## TASK INSTRUCTIONS
In the listing that follows, count each line where the word "this" appears; write nothing but the count.

## PROVIDED RECORDS
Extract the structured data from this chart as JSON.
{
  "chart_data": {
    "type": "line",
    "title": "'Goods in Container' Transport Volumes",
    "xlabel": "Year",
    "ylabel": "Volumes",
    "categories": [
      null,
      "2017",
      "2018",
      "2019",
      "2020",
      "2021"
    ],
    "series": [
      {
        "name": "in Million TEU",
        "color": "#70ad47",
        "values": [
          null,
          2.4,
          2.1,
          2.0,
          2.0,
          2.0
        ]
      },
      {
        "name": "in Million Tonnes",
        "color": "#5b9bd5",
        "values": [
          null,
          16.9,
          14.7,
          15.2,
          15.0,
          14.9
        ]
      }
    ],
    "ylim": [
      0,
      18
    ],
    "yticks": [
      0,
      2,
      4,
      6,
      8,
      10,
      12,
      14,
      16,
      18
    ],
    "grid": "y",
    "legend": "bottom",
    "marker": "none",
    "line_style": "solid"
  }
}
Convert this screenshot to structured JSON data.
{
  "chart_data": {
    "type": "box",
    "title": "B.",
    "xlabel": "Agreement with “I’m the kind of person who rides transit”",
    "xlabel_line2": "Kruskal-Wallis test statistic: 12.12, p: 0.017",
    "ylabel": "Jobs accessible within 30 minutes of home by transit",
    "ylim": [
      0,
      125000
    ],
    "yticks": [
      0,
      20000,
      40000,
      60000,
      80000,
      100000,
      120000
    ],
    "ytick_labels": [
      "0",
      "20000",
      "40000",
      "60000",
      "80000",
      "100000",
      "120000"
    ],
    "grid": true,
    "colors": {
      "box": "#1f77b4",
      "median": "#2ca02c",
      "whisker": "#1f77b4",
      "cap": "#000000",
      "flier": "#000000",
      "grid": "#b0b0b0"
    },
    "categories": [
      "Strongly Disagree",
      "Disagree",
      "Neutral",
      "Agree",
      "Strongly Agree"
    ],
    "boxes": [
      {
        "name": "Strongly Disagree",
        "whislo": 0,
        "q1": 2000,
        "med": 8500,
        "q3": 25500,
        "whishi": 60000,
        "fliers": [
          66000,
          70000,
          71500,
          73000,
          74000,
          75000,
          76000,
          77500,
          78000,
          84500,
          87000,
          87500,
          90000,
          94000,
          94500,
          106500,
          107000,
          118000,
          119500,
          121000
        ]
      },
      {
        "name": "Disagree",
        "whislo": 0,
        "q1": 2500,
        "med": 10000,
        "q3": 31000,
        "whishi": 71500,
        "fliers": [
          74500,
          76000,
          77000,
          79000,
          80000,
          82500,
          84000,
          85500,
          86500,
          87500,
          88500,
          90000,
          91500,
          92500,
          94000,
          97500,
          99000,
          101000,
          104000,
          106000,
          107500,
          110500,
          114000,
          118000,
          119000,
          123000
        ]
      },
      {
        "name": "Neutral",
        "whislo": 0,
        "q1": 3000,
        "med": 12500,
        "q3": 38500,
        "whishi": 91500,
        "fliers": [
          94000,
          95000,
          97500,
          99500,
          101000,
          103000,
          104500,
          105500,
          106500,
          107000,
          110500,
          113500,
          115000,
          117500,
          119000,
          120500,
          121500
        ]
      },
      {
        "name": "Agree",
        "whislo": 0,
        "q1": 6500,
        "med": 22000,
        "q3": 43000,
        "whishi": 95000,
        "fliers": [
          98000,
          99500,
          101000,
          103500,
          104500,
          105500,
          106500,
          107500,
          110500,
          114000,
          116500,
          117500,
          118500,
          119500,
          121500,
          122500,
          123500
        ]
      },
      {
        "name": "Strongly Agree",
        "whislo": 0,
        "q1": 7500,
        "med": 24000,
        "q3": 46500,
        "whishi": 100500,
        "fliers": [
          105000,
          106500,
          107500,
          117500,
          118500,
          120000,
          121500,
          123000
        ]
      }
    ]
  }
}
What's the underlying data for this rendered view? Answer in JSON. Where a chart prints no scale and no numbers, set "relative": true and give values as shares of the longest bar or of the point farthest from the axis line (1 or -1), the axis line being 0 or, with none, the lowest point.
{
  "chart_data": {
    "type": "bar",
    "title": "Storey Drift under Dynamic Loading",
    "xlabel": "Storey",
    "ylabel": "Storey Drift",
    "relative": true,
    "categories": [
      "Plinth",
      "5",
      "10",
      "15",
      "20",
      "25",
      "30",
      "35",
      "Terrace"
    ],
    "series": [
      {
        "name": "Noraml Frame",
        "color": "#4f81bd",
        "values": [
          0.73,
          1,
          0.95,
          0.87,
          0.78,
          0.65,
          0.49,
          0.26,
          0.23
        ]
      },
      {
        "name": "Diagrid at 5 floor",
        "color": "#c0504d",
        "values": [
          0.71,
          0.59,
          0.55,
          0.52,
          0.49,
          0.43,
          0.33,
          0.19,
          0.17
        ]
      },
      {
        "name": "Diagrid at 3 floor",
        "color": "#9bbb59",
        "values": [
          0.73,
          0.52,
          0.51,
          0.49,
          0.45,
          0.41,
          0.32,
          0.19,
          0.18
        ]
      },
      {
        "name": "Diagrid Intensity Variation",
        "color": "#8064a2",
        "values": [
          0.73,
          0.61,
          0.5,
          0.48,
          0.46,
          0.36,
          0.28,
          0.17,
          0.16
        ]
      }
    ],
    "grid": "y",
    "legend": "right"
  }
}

## ANSWER IN FULL
3